__Exercise brief__.
Leave out the pictures and copy everything else below exactly.

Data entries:
** START **

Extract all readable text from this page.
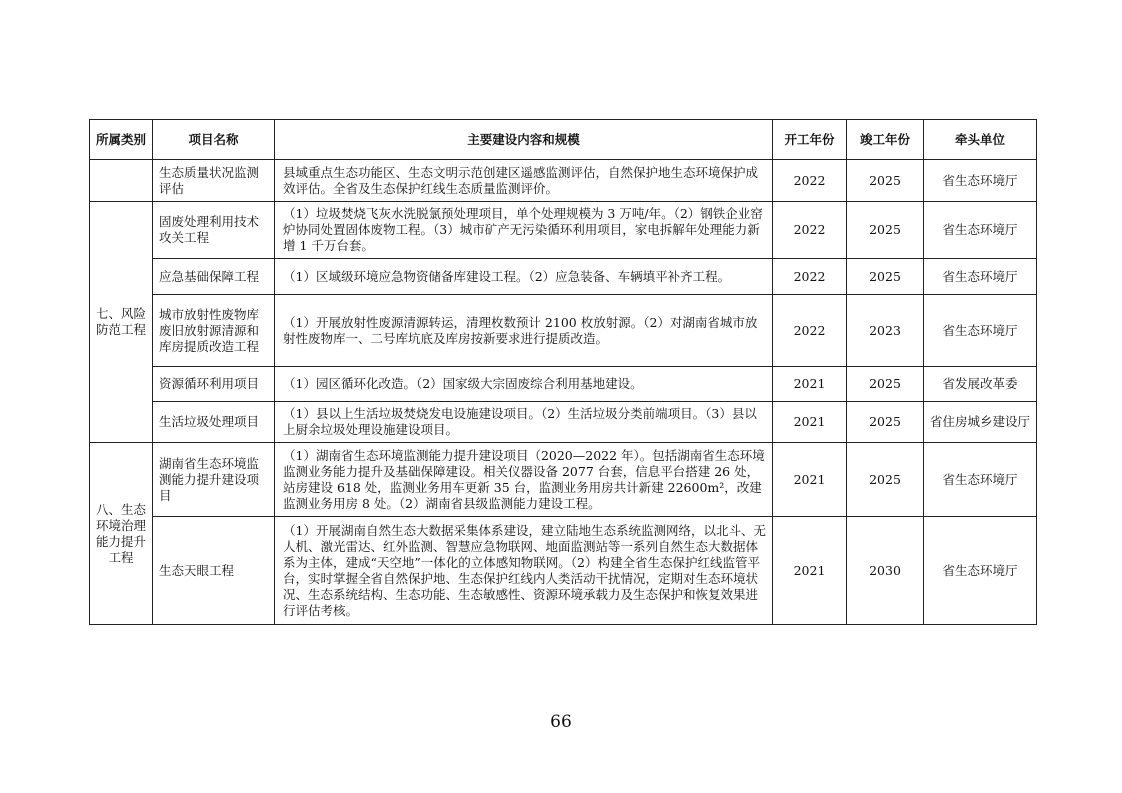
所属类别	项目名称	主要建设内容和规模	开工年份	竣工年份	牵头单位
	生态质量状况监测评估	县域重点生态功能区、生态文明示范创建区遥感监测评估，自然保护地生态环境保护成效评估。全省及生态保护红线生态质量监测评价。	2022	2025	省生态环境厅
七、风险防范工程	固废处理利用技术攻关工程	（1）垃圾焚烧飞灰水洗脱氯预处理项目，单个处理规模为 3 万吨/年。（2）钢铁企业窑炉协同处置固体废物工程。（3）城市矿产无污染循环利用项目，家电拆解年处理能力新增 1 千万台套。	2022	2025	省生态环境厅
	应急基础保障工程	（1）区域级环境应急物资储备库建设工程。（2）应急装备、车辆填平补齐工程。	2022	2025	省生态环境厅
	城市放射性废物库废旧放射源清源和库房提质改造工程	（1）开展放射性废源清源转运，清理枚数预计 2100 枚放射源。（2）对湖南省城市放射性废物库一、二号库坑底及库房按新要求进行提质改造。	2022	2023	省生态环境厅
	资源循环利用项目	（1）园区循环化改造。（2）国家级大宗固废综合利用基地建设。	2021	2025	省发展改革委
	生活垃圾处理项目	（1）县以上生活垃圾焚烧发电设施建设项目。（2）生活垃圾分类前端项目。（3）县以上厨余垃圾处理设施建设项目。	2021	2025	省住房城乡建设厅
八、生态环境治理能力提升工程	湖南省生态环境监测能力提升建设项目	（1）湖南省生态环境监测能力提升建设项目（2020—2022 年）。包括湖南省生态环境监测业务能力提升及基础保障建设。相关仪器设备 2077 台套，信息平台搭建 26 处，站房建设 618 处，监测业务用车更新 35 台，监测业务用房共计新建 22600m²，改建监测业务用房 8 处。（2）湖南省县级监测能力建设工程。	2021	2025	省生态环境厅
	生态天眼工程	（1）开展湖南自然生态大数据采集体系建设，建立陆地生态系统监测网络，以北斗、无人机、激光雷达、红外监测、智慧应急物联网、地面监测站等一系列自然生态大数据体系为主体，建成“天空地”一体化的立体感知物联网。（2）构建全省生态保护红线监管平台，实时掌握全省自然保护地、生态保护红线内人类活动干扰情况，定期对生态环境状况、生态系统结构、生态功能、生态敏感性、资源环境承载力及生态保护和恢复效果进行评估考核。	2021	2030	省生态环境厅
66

** END **

__Exercise result__.
Extract all readable text from this page.
所属类别	项目名称	主要建设内容和规模	开工年份	竣工年份	牵头单位
	生态质量状况监测评估	县域重点生态功能区、生态文明示范创建区遥感监测评估，自然保护地生态环境保护成效评估。全省及生态保护红线生态质量监测评价。	2022	2025	省生态环境厅
七、风险防范工程	固废处理利用技术攻关工程	（1）垃圾焚烧飞灰水洗脱氯预处理项目，单个处理规模为 3 万吨/年。（2）钢铁企业窑炉协同处置固体废物工程。（3）城市矿产无污染循环利用项目，家电拆解年处理能力新增 1 千万台套。	2022	2025	省生态环境厅
	应急基础保障工程	（1）区域级环境应急物资储备库建设工程。（2）应急装备、车辆填平补齐工程。	2022	2025	省生态环境厅
	城市放射性废物库废旧放射源清源和库房提质改造工程	（1）开展放射性废源清源转运，清理枚数预计 2100 枚放射源。（2）对湖南省城市放射性废物库一、二号库坑底及库房按新要求进行提质改造。	2022	2023	省生态环境厅
	资源循环利用项目	（1）园区循环化改造。（2）国家级大宗固废综合利用基地建设。	2021	2025	省发展改革委
	生活垃圾处理项目	（1）县以上生活垃圾焚烧发电设施建设项目。（2）生活垃圾分类前端项目。（3）县以上厨余垃圾处理设施建设项目。	2021	2025	省住房城乡建设厅
八、生态环境治理能力提升工程	湖南省生态环境监测能力提升建设项目	（1）湖南省生态环境监测能力提升建设项目（2020—2022 年）。包括湖南省生态环境监测业务能力提升及基础保障建设。相关仪器设备 2077 台套，信息平台搭建 26 处，站房建设 618 处，监测业务用车更新 35 台，监测业务用房共计新建 22600m²，改建监测业务用房 8 处。（2）湖南省县级监测能力建设工程。	2021	2025	省生态环境厅
	生态天眼工程	（1）开展湖南自然生态大数据采集体系建设，建立陆地生态系统监测网络，以北斗、无人机、激光雷达、红外监测、智慧应急物联网、地面监测站等一系列自然生态大数据体系为主体，建成“天空地”一体化的立体感知物联网。（2）构建全省生态保护红线监管平台，实时掌握全省自然保护地、生态保护红线内人类活动干扰情况，定期对生态环境状况、生态系统结构、生态功能、生态敏感性、资源环境承载力及生态保护和恢复效果进行评估考核。	2021	2030	省生态环境厅
66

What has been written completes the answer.